▶ Stated goal
Return the listing below unchanged, minus its pictures.

☆ ☆ ☆ ☆ ☆ ☆ ☆

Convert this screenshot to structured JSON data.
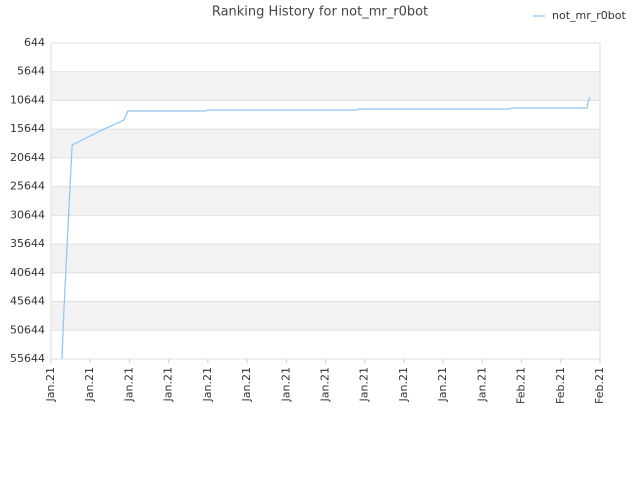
{
  "chart_data": {
    "type": "line",
    "title": "Ranking History for not_mr_r0bot",
    "x": [
      0.28,
      0.33,
      0.38,
      0.43,
      0.48,
      0.54,
      1.25,
      1.86,
      1.96,
      3.93,
      3.98,
      7.8,
      7.85,
      11.7,
      11.75,
      13.67,
      13.7,
      13.75
    ],
    "series": [
      {
        "name": "not_mr_r0bot",
        "color": "#90c4f0",
        "values": [
          55644,
          47116,
          40153,
          33191,
          26229,
          18397,
          15960,
          14046,
          12479,
          12479,
          12305,
          12305,
          12131,
          12131,
          11957,
          11957,
          10739,
          10043
        ]
      }
    ],
    "xlim": [
      0,
      14
    ],
    "xticks": [
      {
        "value": 0,
        "label": "Jan.21"
      },
      {
        "value": 1,
        "label": "Jan.21"
      },
      {
        "value": 2,
        "label": "Jan.21"
      },
      {
        "value": 3,
        "label": "Jan.21"
      },
      {
        "value": 4,
        "label": "Jan.21"
      },
      {
        "value": 5,
        "label": "Jan.21"
      },
      {
        "value": 6,
        "label": "Jan.21"
      },
      {
        "value": 7,
        "label": "Jan.21"
      },
      {
        "value": 8,
        "label": "Jan.21"
      },
      {
        "value": 9,
        "label": "Jan.21"
      },
      {
        "value": 10,
        "label": "Jan.21"
      },
      {
        "value": 11,
        "label": "Jan.21"
      },
      {
        "value": 12,
        "label": "Feb.21"
      },
      {
        "value": 13,
        "label": "Feb.21"
      },
      {
        "value": 14,
        "label": "Feb.21"
      }
    ],
    "ylim": [
      644,
      55644
    ],
    "y_inverted": true,
    "yticks": [
      644,
      5644,
      10644,
      15644,
      20644,
      25644,
      30644,
      35644,
      40644,
      45644,
      50644,
      55644
    ],
    "grid": true,
    "legend": "top-right"
  }
}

☆ ☆ ☆ ☆ ☆ ☆ ☆

▶ Response to this exercise
Convert this screenshot to structured JSON data.
{
  "chart_data": {
    "type": "line",
    "title": "Ranking History for not_mr_r0bot",
    "x": [
      0.28,
      0.33,
      0.38,
      0.43,
      0.48,
      0.54,
      1.25,
      1.86,
      1.96,
      3.93,
      3.98,
      7.8,
      7.85,
      11.7,
      11.75,
      13.67,
      13.7,
      13.75
    ],
    "series": [
      {
        "name": "not_mr_r0bot",
        "color": "#90c4f0",
        "values": [
          55644,
          47116,
          40153,
          33191,
          26229,
          18397,
          15960,
          14046,
          12479,
          12479,
          12305,
          12305,
          12131,
          12131,
          11957,
          11957,
          10739,
          10043
        ]
      }
    ],
    "xlim": [
      0,
      14
    ],
    "xticks": [
      {
        "value": 0,
        "label": "Jan.21"
      },
      {
        "value": 1,
        "label": "Jan.21"
      },
      {
        "value": 2,
        "label": "Jan.21"
      },
      {
        "value": 3,
        "label": "Jan.21"
      },
      {
        "value": 4,
        "label": "Jan.21"
      },
      {
        "value": 5,
        "label": "Jan.21"
      },
      {
        "value": 6,
        "label": "Jan.21"
      },
      {
        "value": 7,
        "label": "Jan.21"
      },
      {
        "value": 8,
        "label": "Jan.21"
      },
      {
        "value": 9,
        "label": "Jan.21"
      },
      {
        "value": 10,
        "label": "Jan.21"
      },
      {
        "value": 11,
        "label": "Jan.21"
      },
      {
        "value": 12,
        "label": "Feb.21"
      },
      {
        "value": 13,
        "label": "Feb.21"
      },
      {
        "value": 14,
        "label": "Feb.21"
      }
    ],
    "ylim": [
      644,
      55644
    ],
    "y_inverted": true,
    "yticks": [
      644,
      5644,
      10644,
      15644,
      20644,
      25644,
      30644,
      35644,
      40644,
      45644,
      50644,
      55644
    ],
    "grid": true,
    "legend": "top-right"
  }
}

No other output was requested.